[Start DATA]
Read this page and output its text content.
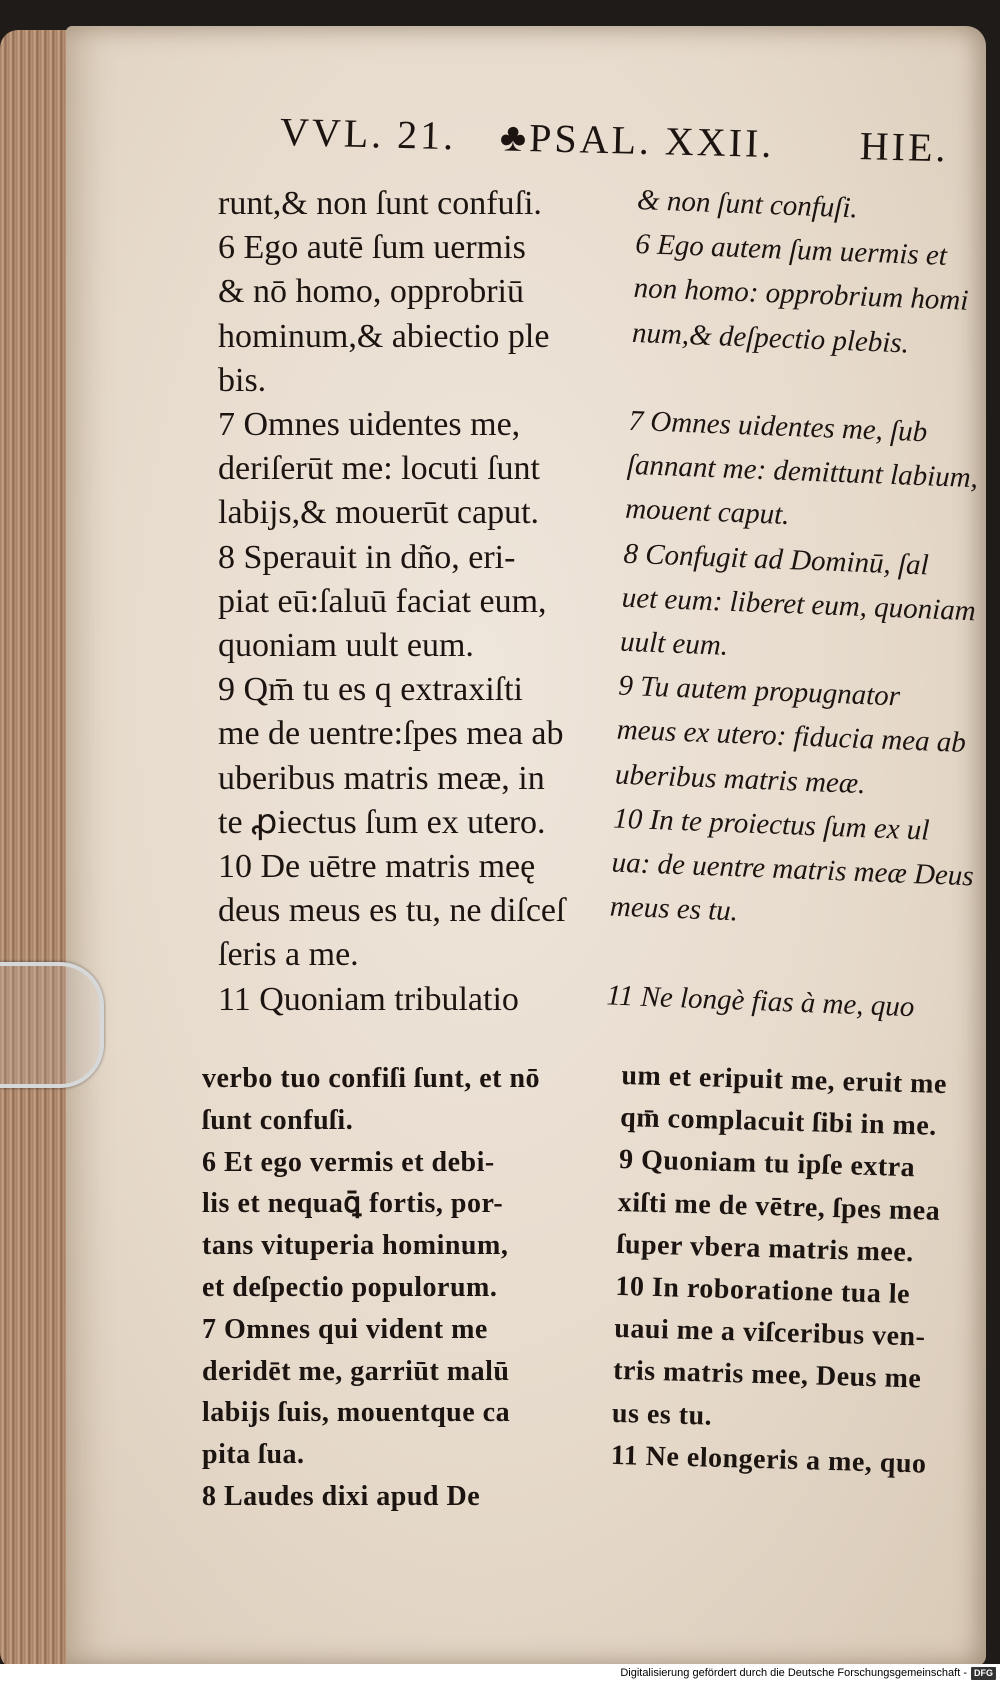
VVL. 21. ♣PSAL. XXII. HIE.
runt,& non ſunt confuſi.
6 Ego autē ſum uermis
& nō homo, opprobriū
hominum,& abiectio ple
bis.
7 Omnes uidentes me,
deriſerūt me: locuti ſunt
labijs,& mouerūt caput.
8 Sperauit in dño, eri-
piat eū:ſaluū faciat eum,
quoniam uult eum.
9 Qm̄ tu es q extraxiſti
me de uentre:ſpes mea ab
uberibus matris meæ, in
te ꝓiectus ſum ex utero.
10 De uētre matris meę
deus meus es tu, ne diſceſ
ſeris a me.
11 Quoniam tribulatio
& non ſunt confuſi.
6 Ego autem ſum uermis et
non homo: opprobrium homi
num,& deſpectio plebis.

7 Omnes uidentes me, ſub
ſannant me: demittunt labium,
mouent caput.
8 Confugit ad Dominū, ſal
uet eum: liberet eum, quoniam
uult eum.
9 Tu autem propugnator
meus ex utero: fiducia mea ab
uberibus matris meæ.
10 In te proiectus ſum ex ul
ua: de uentre matris meæ Deus
meus es tu.

11 Ne longè fias à me, quo
verbo tuo confiſi ſunt, et nō
ſunt confuſi.
6 Et ego vermis et debi-
lis et nequaꝗ̄ fortis, por-
tans vituperia hominum,
et deſpectio populorum.
7 Omnes qui vident me
deridēt me, garriūt malū
labijs ſuis, mouentque ca
pita ſua.
8 Laudes dixi apud De
um et eripuit me, eruit me
qm̄ complacuit ſibi in me.
9 Quoniam tu ipſe extra
xiſti me de vētre, ſpes mea
ſuper vbera matris mee.
10 In roboratione tua le
uaui me a viſceribus ven-
tris matris mee, Deus me
us es tu.
11 Ne elongeris a me, quo
Digitalisierung gefördert durch die Deutsche Forschungsgemeinschaft - DFG
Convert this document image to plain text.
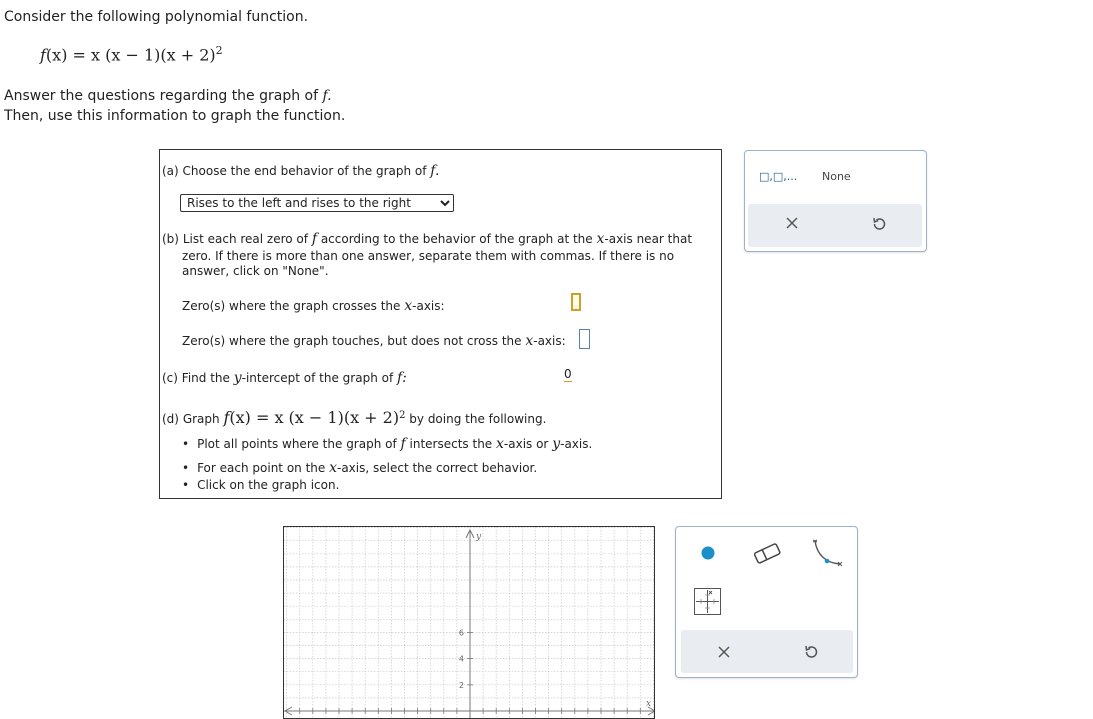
Consider the following polynomial function.
f(x) = x $(x - 1)(x + 2)^2$
Answer the questions regarding the graph of f.
Then, use this information to graph the function.
(a) Choose the end behavior of the graph of f.
Rises to the left and rises to the right
(b) List each real zero of f according to the behavior of the graph at the x-axis near that
zero. If there is more than one answer, separate them with commas. If there is no
answer, click on "None".
Zero(s) where the graph crosses the x-axis:
Zero(s) where the graph touches, but does not cross the x-axis:
(c) Find the y-intercept of the graph of f:	0
(d) Graph f(x) = x $(x - 1)(x + 2)^2$ by doing the following.
• Plot all points where the graph of f intersects the x-axis or y-axis.
• For each point on the x-axis, select the correct behavior.
• Click on the graph icon.
□,□,... None
6
4
2
y
x
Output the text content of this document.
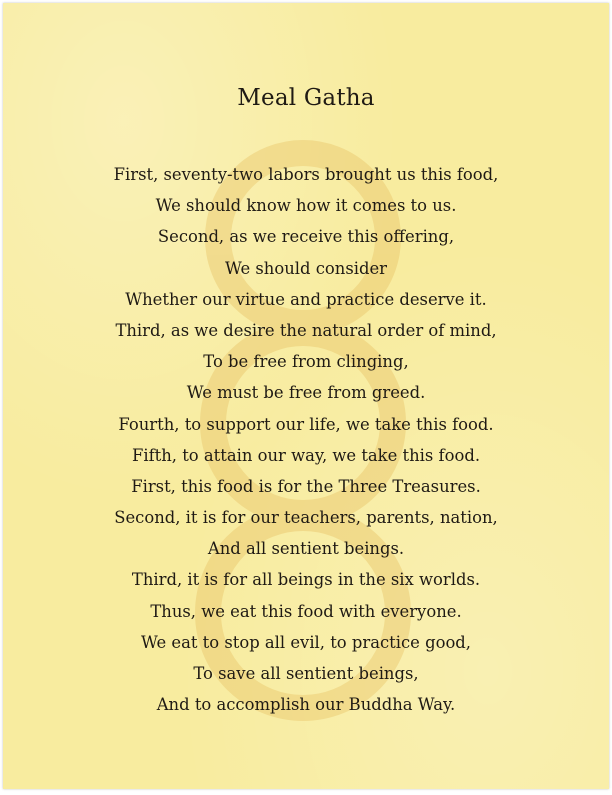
Meal Gatha
First, seventy-two labors brought us this food,
We should know how it comes to us.
Second, as we receive this offering,
We should consider
Whether our virtue and practice deserve it.
Third, as we desire the natural order of mind,
To be free from clinging,
We must be free from greed.
Fourth, to support our life, we take this food.
Fifth, to attain our way, we take this food.
First, this food is for the Three Treasures.
Second, it is for our teachers, parents, nation,
And all sentient beings.
Third, it is for all beings in the six worlds.
Thus, we eat this food with everyone.
We eat to stop all evil, to practice good,
To save all sentient beings,
And to accomplish our Buddha Way.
[End DATA]
## WORK TO DO:
Output all of the records exactly as they appear above, but not the pictures.

## ANSWER:
Read this page and output its text content.
VVL. 21. ♣PSAL. XXII. HIE.
runt,& non ſunt confuſi.
6 Ego autē ſum uermis
& nō homo, opprobriū
hominum,& abiectio ple
bis.
7 Omnes uidentes me,
deriſerūt me: locuti ſunt
labijs,& mouerūt caput.
8 Sperauit in dño, eri-
piat eū:ſaluū faciat eum,
quoniam uult eum.
9 Qm̄ tu es q extraxiſti
me de uentre:ſpes mea ab
uberibus matris meæ, in
te ꝓiectus ſum ex utero.
10 De uētre matris meę
deus meus es tu, ne diſceſ
ſeris a me.
11 Quoniam tribulatio
& non ſunt confuſi.
6 Ego autem ſum uermis et
non homo: opprobrium homi
num,& deſpectio plebis.

7 Omnes uidentes me, ſub
ſannant me: demittunt labium,
mouent caput.
8 Confugit ad Dominū, ſal
uet eum: liberet eum, quoniam
uult eum.
9 Tu autem propugnator
meus ex utero: fiducia mea ab
uberibus matris meæ.
10 In te proiectus ſum ex ul
ua: de uentre matris meæ Deus
meus es tu.

11 Ne longè fias à me, quo
verbo tuo confiſi ſunt, et nō
ſunt confuſi.
6 Et ego vermis et debi-
lis et nequaꝗ̄ fortis, por-
tans vituperia hominum,
et deſpectio populorum.
7 Omnes qui vident me
deridēt me, garriūt malū
labijs ſuis, mouentque ca
pita ſua.
8 Laudes dixi apud De
um et eripuit me, eruit me
qm̄ complacuit ſibi in me.
9 Quoniam tu ipſe extra
xiſti me de vētre, ſpes mea
ſuper vbera matris mee.
10 In roboratione tua le
uaui me a viſceribus ven-
tris matris mee, Deus me
us es tu.
11 Ne elongeris a me, quo
Digitalisierung gefördert durch die Deutsche Forschungsgemeinschaft - DFG
Convert this document image to plain text.
Consider the following polynomial function.
f(x) = x $(x - 1)(x + 2)^2$
Answer the questions regarding the graph of f.
Then, use this information to graph the function.
(a) Choose the end behavior of the graph of f.
Rises to the left and rises to the right
(b) List each real zero of f according to the behavior of the graph at the x-axis near that
zero. If there is more than one answer, separate them with commas. If there is no
answer, click on "None".
Zero(s) where the graph crosses the x-axis:
Zero(s) where the graph touches, but does not cross the x-axis:
(c) Find the y-intercept of the graph of f:	0
(d) Graph f(x) = x $(x - 1)(x + 2)^2$ by doing the following.
• Plot all points where the graph of f intersects the x-axis or y-axis.
• For each point on the x-axis, select the correct behavior.
• Click on the graph icon.
□,□,... None
6
4
2
y
x
Output the text content of this document.
Meal Gatha
First, seventy-two labors brought us this food,
We should know how it comes to us.
Second, as we receive this offering,
We should consider
Whether our virtue and practice deserve it.
Third, as we desire the natural order of mind,
To be free from clinging,
We must be free from greed.
Fourth, to support our life, we take this food.
Fifth, to attain our way, we take this food.
First, this food is for the Three Treasures.
Second, it is for our teachers, parents, nation,
And all sentient beings.
Third, it is for all beings in the six worlds.
Thus, we eat this food with everyone.
We eat to stop all evil, to practice good,
To save all sentient beings,
And to accomplish our Buddha Way.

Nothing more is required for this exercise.